→ The input
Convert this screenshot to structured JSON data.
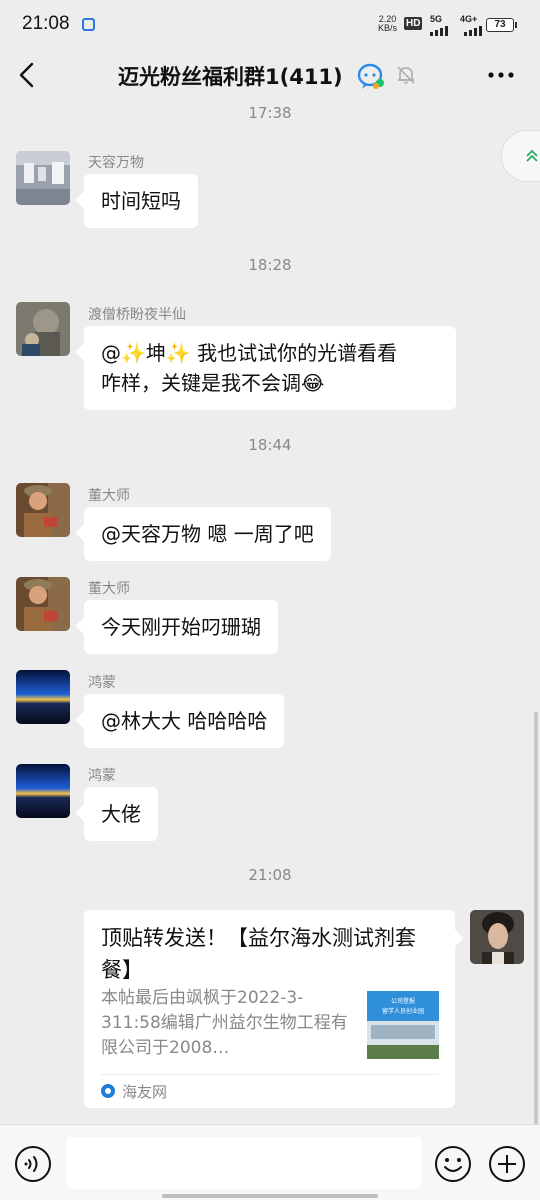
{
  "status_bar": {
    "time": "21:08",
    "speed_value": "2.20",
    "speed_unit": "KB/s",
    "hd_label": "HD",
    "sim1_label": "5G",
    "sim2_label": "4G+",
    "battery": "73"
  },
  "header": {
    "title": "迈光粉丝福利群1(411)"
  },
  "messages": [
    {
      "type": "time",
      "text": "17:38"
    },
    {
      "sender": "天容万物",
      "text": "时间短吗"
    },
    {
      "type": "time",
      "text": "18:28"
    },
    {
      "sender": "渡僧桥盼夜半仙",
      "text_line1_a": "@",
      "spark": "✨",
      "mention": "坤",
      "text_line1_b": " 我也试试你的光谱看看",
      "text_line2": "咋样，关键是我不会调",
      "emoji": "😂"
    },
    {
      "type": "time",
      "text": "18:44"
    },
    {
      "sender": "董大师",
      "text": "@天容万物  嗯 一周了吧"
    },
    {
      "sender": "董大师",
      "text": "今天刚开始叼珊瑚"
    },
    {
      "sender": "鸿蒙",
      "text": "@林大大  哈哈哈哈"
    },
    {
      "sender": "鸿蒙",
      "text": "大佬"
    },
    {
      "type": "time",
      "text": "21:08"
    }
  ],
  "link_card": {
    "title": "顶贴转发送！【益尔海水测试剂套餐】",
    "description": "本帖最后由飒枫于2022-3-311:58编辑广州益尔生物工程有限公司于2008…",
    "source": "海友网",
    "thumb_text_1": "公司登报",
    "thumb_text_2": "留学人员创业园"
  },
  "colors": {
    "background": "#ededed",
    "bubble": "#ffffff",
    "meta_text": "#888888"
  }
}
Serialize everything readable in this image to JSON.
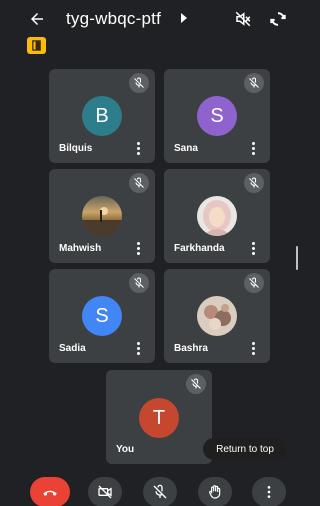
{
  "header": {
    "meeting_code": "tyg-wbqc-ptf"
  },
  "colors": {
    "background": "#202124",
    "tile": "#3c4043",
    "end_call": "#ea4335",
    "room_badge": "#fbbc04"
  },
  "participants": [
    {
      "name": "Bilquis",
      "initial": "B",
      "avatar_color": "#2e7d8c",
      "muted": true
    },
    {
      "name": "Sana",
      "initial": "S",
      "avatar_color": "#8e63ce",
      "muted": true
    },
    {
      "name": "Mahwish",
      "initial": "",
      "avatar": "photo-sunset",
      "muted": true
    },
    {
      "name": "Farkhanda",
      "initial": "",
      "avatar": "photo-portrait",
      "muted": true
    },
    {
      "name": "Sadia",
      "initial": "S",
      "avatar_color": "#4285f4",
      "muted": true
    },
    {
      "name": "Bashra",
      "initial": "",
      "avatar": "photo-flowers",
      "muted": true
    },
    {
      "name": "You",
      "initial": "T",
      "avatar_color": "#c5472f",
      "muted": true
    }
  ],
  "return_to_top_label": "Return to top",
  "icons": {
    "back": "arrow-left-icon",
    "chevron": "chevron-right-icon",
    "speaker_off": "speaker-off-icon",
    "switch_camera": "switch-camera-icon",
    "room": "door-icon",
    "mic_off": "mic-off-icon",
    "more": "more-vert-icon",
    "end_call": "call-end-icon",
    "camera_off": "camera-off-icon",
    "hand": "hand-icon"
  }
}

→ Exercise prompt
The records above are to be reproduced exactly; the pictures are to be left out.

→ Full solution
Convert this screenshot to structured JSON data.
{
  "status_bar": {
    "time": "21:08",
    "speed_value": "2.20",
    "speed_unit": "KB/s",
    "hd_label": "HD",
    "sim1_label": "5G",
    "sim2_label": "4G+",
    "battery": "73"
  },
  "header": {
    "title": "迈光粉丝福利群1(411)"
  },
  "messages": [
    {
      "type": "time",
      "text": "17:38"
    },
    {
      "sender": "天容万物",
      "text": "时间短吗"
    },
    {
      "type": "time",
      "text": "18:28"
    },
    {
      "sender": "渡僧桥盼夜半仙",
      "text_line1_a": "@",
      "spark": "✨",
      "mention": "坤",
      "text_line1_b": " 我也试试你的光谱看看",
      "text_line2": "咋样，关键是我不会调",
      "emoji": "😂"
    },
    {
      "type": "time",
      "text": "18:44"
    },
    {
      "sender": "董大师",
      "text": "@天容万物  嗯 一周了吧"
    },
    {
      "sender": "董大师",
      "text": "今天刚开始叼珊瑚"
    },
    {
      "sender": "鸿蒙",
      "text": "@林大大  哈哈哈哈"
    },
    {
      "sender": "鸿蒙",
      "text": "大佬"
    },
    {
      "type": "time",
      "text": "21:08"
    }
  ],
  "link_card": {
    "title": "顶贴转发送！【益尔海水测试剂套餐】",
    "description": "本帖最后由飒枫于2022-3-311:58编辑广州益尔生物工程有限公司于2008…",
    "source": "海友网",
    "thumb_text_1": "公司登报",
    "thumb_text_2": "留学人员创业园"
  },
  "colors": {
    "background": "#ededed",
    "bubble": "#ffffff",
    "meta_text": "#888888"
  }
}
Serialize everything readable in this image to JSON.
{
  "header": {
    "meeting_code": "tyg-wbqc-ptf"
  },
  "colors": {
    "background": "#202124",
    "tile": "#3c4043",
    "end_call": "#ea4335",
    "room_badge": "#fbbc04"
  },
  "participants": [
    {
      "name": "Bilquis",
      "initial": "B",
      "avatar_color": "#2e7d8c",
      "muted": true
    },
    {
      "name": "Sana",
      "initial": "S",
      "avatar_color": "#8e63ce",
      "muted": true
    },
    {
      "name": "Mahwish",
      "initial": "",
      "avatar": "photo-sunset",
      "muted": true
    },
    {
      "name": "Farkhanda",
      "initial": "",
      "avatar": "photo-portrait",
      "muted": true
    },
    {
      "name": "Sadia",
      "initial": "S",
      "avatar_color": "#4285f4",
      "muted": true
    },
    {
      "name": "Bashra",
      "initial": "",
      "avatar": "photo-flowers",
      "muted": true
    },
    {
      "name": "You",
      "initial": "T",
      "avatar_color": "#c5472f",
      "muted": true
    }
  ],
  "return_to_top_label": "Return to top",
  "icons": {
    "back": "arrow-left-icon",
    "chevron": "chevron-right-icon",
    "speaker_off": "speaker-off-icon",
    "switch_camera": "switch-camera-icon",
    "room": "door-icon",
    "mic_off": "mic-off-icon",
    "more": "more-vert-icon",
    "end_call": "call-end-icon",
    "camera_off": "camera-off-icon",
    "hand": "hand-icon"
  }
}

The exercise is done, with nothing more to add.